======== Document segment

Effects of inhibitors of cytidine methylation and histone deacetylation
Transcriptionally active and inactive genes in mammalian cells
generally differ in several ways: accessibility, cytidine methylation,
proximity to a centromere cluster or the nuclear membrane, histone
acetylation, and methylation. The effects, if any, of these features on
expression are likely to occur in cis, but, except for
cytidine methylation, it is unclear whether any of these features is
self-propagating. That is, hemimethylated CpG dinucleotides are the
preferred substrate for the Dnmt1 (maintenance) methylase, so that once
initiated, the methylated and unmethylated states are self-templating
(21). Cytidine methylation can alter the binding of
different types of factors to the DNA, and depending on the function of
the factor, methylation has the potential both to silence and to
activate expression. For example, cytidine methylation can block
binding of the transcription factors NF-
B, AP-2, c-Myc/Myn, and E2F
(22), and methylation of a promoter region can inhibit
expression. Methylation can also inhibit binding of CCCTC-binding
factor, a factor that functions to insulate a promoter from an
enhancer, and in such cases methylation can activate expression
(23, 24). AzaC inhibits cytidine methylation
(25), and we have tested whether this compound could
convert cells from one state to another.

================

→ What is expected:
Resume the passage on inhibitors of cytidine methylation and histone deacetylation, picking up right after its final sentence.

======== Entries provided

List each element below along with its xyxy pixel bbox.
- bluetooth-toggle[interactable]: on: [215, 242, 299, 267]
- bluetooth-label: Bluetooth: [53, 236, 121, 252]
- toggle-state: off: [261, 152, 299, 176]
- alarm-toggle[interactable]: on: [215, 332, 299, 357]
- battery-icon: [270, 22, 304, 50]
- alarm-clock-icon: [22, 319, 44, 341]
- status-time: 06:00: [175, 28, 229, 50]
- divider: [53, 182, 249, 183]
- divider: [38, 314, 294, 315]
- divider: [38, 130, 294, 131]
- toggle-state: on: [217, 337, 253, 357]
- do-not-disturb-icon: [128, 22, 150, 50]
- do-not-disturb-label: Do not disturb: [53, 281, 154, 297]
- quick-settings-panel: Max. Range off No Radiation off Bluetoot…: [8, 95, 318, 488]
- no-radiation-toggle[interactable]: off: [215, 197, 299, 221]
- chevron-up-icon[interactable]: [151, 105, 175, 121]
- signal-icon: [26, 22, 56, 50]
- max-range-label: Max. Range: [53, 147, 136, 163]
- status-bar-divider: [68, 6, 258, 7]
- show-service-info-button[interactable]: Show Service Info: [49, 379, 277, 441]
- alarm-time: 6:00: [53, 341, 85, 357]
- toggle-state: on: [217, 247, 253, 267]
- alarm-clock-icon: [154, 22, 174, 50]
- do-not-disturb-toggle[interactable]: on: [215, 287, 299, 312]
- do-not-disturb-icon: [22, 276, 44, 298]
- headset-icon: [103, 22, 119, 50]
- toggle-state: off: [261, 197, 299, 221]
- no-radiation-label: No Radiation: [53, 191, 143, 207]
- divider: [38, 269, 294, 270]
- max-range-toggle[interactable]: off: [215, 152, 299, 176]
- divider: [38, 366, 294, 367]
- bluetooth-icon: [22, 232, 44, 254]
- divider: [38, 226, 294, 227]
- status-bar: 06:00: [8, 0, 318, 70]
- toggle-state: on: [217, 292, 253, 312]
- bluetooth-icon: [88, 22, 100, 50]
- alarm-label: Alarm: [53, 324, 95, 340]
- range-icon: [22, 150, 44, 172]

================

→ The answer:
To test whether azaC could convert negative cells to the positive
state, we used the ELISPOT assay to detect rare IgM-producing cells. In
the ELISPOT assay, cells are incubated in anti-IgM-coated wells,
such that IgM secreted in situ by cells is localized and detected with
alkaline phosphatase-coupled anti-IgM, which generates a
precipitate by hydrolyzing 5-bromo-4-chloro-3-iodyl (Materials
and Methods). To minimize the background from cells that had
switched from the IgM-negative to the IgM-positive state, we assayed
cultures shortly after subcloning. To maximize the effect of the azaC,
we used sublethal doses of azaC (4 µM for 48 h). Thus, we
resubcloned a culture of a predominantly negative subclone
E-M-S-44
recombinant, and for two subclones,
E-M-S-44L107
and
E-M-S-44L122,
we then examined whether azaC affected the fraction of IgM-positive
cells. As presented in Table I
, azaC
treatment increased the fraction of IgM-positive cells by
100-fold.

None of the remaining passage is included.